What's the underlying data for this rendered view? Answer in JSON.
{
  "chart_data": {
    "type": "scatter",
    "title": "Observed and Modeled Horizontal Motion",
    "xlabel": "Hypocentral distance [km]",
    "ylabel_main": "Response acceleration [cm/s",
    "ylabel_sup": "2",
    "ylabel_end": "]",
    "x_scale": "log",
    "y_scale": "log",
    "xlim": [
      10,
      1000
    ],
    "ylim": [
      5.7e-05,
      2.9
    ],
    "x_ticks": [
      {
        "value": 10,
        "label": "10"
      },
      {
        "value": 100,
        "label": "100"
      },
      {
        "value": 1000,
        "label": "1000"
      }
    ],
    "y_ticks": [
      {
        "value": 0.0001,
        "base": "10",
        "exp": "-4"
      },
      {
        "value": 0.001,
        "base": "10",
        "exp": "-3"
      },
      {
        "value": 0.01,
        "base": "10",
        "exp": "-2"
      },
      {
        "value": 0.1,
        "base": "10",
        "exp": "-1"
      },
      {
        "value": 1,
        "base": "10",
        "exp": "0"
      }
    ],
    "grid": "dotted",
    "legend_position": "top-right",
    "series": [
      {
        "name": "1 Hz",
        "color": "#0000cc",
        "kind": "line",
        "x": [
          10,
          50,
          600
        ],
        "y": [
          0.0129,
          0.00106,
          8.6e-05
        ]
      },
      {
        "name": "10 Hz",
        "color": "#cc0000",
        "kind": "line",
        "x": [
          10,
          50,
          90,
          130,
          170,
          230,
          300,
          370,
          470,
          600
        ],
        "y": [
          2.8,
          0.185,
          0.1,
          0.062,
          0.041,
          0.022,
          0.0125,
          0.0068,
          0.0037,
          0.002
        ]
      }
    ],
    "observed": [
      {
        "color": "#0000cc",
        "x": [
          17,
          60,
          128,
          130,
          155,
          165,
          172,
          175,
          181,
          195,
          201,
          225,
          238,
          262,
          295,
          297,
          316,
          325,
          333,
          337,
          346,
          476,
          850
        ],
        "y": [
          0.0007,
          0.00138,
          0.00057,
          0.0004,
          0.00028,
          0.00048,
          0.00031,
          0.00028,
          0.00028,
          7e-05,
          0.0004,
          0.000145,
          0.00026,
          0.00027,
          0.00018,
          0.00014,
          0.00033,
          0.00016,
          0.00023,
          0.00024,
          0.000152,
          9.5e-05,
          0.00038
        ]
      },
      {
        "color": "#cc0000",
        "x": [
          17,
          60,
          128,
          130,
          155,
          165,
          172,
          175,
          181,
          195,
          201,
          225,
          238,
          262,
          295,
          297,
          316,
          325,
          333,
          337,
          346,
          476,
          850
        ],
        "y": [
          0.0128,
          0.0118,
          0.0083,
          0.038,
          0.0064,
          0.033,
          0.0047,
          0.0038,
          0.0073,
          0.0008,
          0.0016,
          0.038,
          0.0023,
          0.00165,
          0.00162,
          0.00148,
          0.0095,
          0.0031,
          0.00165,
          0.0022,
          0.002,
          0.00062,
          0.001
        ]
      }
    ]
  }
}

#### Set exercise:
Set down the listing above in full, please, exactly as it appears.

#### Correct answer:
What's the underlying data for this rendered view? Answer in JSON.
{
  "chart_data": {
    "type": "scatter",
    "title": "Observed and Modeled Horizontal Motion",
    "xlabel": "Hypocentral distance [km]",
    "ylabel_main": "Response acceleration [cm/s",
    "ylabel_sup": "2",
    "ylabel_end": "]",
    "x_scale": "log",
    "y_scale": "log",
    "xlim": [
      10,
      1000
    ],
    "ylim": [
      5.7e-05,
      2.9
    ],
    "x_ticks": [
      {
        "value": 10,
        "label": "10"
      },
      {
        "value": 100,
        "label": "100"
      },
      {
        "value": 1000,
        "label": "1000"
      }
    ],
    "y_ticks": [
      {
        "value": 0.0001,
        "base": "10",
        "exp": "-4"
      },
      {
        "value": 0.001,
        "base": "10",
        "exp": "-3"
      },
      {
        "value": 0.01,
        "base": "10",
        "exp": "-2"
      },
      {
        "value": 0.1,
        "base": "10",
        "exp": "-1"
      },
      {
        "value": 1,
        "base": "10",
        "exp": "0"
      }
    ],
    "grid": "dotted",
    "legend_position": "top-right",
    "series": [
      {
        "name": "1 Hz",
        "color": "#0000cc",
        "kind": "line",
        "x": [
          10,
          50,
          600
        ],
        "y": [
          0.0129,
          0.00106,
          8.6e-05
        ]
      },
      {
        "name": "10 Hz",
        "color": "#cc0000",
        "kind": "line",
        "x": [
          10,
          50,
          90,
          130,
          170,
          230,
          300,
          370,
          470,
          600
        ],
        "y": [
          2.8,
          0.185,
          0.1,
          0.062,
          0.041,
          0.022,
          0.0125,
          0.0068,
          0.0037,
          0.002
        ]
      }
    ],
    "observed": [
      {
        "color": "#0000cc",
        "x": [
          17,
          60,
          128,
          130,
          155,
          165,
          172,
          175,
          181,
          195,
          201,
          225,
          238,
          262,
          295,
          297,
          316,
          325,
          333,
          337,
          346,
          476,
          850
        ],
        "y": [
          0.0007,
          0.00138,
          0.00057,
          0.0004,
          0.00028,
          0.00048,
          0.00031,
          0.00028,
          0.00028,
          7e-05,
          0.0004,
          0.000145,
          0.00026,
          0.00027,
          0.00018,
          0.00014,
          0.00033,
          0.00016,
          0.00023,
          0.00024,
          0.000152,
          9.5e-05,
          0.00038
        ]
      },
      {
        "color": "#cc0000",
        "x": [
          17,
          60,
          128,
          130,
          155,
          165,
          172,
          175,
          181,
          195,
          201,
          225,
          238,
          262,
          295,
          297,
          316,
          325,
          333,
          337,
          346,
          476,
          850
        ],
        "y": [
          0.0128,
          0.0118,
          0.0083,
          0.038,
          0.0064,
          0.033,
          0.0047,
          0.0038,
          0.0073,
          0.0008,
          0.0016,
          0.038,
          0.0023,
          0.00165,
          0.00162,
          0.00148,
          0.0095,
          0.0031,
          0.00165,
          0.0022,
          0.002,
          0.00062,
          0.001
        ]
      }
    ]
  }
}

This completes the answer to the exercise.